*Liste des tâches*.
A. Modifiez le passage du texte sur le système d'équilibrage d'huile qui commence par « 7. Système d'équilibrage » et va jusqu'à « consigne de quarantaine. », en remplaçant « module de quarantaine » par « module d'isolement ».
B. Répondez aux questions suivantes d'après le texte sur le système d'équilibrage d'huile :
(i) De quelle revendication dépend la revendication 7 ?
(ii) Dans quelle condition le module de quarantaine ferme-t-il la première vanne ?
(iii) Qu'arrête le module de quarantaine lorsque le second compte de panne dépasse le point de consigne de quarantaine ?
C. Poursuivez le texte sur le système d'équilibrage d'huile à partir de sa dernière phrase.

7. Système d'équilibrage d'huile selon la revendication 5, dans lequel le système d'équilibrage
d'huile comprend en outre :
un module de compte de panne configuré pour incrémenter un premier compte de panne
lorsqu'un premier signal de panne est détecté et pour incrémenter un second compte
de panne lorsqu'un second signal de panne est détecté ; et
un module de quarantaine configuré pour fermer la première vanne lorsque le premier
compte de panne ou le second compte de panne dépasse un point de consigne de quarantaine
prédéterminé.
8. Système d'équilibrage d'huile selon la revendication 7, dans lequel le module de quarantaine
est en outre configuré pour arrêter le premier compresseur lorsque le premier compte
de panne dépasse le point de consigne de quarantaine et pour arrêter le deuxième compresseur
lorsque le second compte de panne dépasse le point de consigne de quarantaine.

*Entrées de données*.
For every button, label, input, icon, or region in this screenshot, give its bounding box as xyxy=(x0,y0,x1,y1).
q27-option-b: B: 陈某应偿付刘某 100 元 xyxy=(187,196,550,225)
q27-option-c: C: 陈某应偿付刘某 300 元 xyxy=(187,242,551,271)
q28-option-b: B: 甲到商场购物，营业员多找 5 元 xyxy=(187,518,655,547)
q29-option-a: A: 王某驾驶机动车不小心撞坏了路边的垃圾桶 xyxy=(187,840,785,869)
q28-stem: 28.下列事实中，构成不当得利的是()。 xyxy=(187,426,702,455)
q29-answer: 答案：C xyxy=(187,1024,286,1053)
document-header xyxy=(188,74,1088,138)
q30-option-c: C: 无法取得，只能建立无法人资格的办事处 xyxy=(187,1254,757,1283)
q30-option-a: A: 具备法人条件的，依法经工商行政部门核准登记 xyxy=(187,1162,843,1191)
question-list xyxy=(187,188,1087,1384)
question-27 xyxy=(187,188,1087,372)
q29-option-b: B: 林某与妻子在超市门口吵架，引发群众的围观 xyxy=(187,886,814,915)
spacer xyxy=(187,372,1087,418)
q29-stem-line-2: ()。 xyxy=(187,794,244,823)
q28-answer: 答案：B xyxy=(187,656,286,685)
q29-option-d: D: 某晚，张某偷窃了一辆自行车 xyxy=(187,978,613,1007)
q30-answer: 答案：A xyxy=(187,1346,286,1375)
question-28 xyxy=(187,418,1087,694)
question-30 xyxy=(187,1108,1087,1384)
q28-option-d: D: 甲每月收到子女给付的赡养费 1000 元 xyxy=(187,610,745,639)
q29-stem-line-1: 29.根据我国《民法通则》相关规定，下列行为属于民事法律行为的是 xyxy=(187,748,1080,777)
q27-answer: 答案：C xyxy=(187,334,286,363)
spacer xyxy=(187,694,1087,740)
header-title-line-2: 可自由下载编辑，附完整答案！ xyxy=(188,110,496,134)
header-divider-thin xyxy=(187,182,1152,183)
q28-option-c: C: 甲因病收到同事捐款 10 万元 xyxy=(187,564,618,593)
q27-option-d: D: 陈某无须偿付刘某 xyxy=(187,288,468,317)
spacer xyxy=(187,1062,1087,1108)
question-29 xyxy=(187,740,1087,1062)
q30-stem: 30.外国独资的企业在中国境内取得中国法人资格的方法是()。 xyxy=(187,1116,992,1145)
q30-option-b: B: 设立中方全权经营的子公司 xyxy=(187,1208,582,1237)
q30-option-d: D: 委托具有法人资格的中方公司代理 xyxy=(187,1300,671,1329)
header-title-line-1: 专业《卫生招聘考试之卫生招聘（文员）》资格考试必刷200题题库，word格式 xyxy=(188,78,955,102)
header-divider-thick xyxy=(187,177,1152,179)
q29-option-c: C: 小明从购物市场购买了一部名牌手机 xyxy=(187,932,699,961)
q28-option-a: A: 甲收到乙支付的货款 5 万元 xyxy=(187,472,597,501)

*Réponses aux tâches*.
A.
7. Système d'équilibrage d'huile selon la revendication 5, dans lequel le système d'équilibrage
d'huile comprend en outre :
un module de compte de panne configuré pour incrémenter un premier compte de panne
lorsqu'un premier signal de panne est détecté et pour incrémenter un second compte
de panne lorsqu'un second signal de panne est détecté ; et
un module d'isolement configuré pour fermer la première vanne lorsque le premier
compte de panne ou le second compte de panne dépasse un point de consigne de quarantaine
prédéterminé.
8. Système d'équilibrage d'huile selon la revendication 7, dans lequel le module d'isolement
est en outre configuré pour arrêter le premier compresseur lorsque le premier compte
de panne dépasse le point de consigne de quarantaine et pour arrêter le deuxième compresseur
lorsque le second compte de panne dépasse le point de consigne de quarantaine.

B.
(i) De la revendication 5.
(ii) Lorsque le premier compte de panne ou le second compte de panne dépasse un point de consigne de quarantaine prédéterminé.
(iii) Le deuxième compresseur.

C.
9. Système d'équilibrage d'huile selon la revendication 5, dans lequel le système d'équilibrage
d'huile comprend en outre :
un module de compte de panne configuré pour incrémenter un premier compte de panne
lorsqu'un premier signal de panne est détecté et pour incrémenter un second compte
de panne lorsqu'un second signal de panne est détecté ; et
dans lequel, après une seconde période prédéterminée et un compte de panne prédéterminé,
le module d'équilibrage d'huile est configuré pour notifier, à l'utilisateur, qu'il
y a une fuite éventuelle.
10. Système d'équilibrage d'huile selon la revendication 1, comprenant en outre un module
de détection de fuite, dans lequel le module de détection de fuite est configuré pour
utiliser le premier signal et le second signal pour déterminer le fait qu'une fuite
d'huile est présente ou non.
11. Système d'équilibrage d'huile selon la revendication 10, dans lequel le module de
détection de fuite est configuré pour utiliser une première température de refoulement
du premier compresseur et une seconde température de refoulement d'un deuxième compresseur
pour déterminer s'il y a une fuite de réfrigérant.
12. Système d'équilibrage d'huile selon la revendication 11, dans lequel le système d'équilibrage
d'huile est configuré de telle sorte que la première température de refoulement et
la seconde température de refoulement sont comparées à une première température de
refoulement théorique et une seconde température de refoulement théorique se trouvant,
respectivement, sur une table de conversion.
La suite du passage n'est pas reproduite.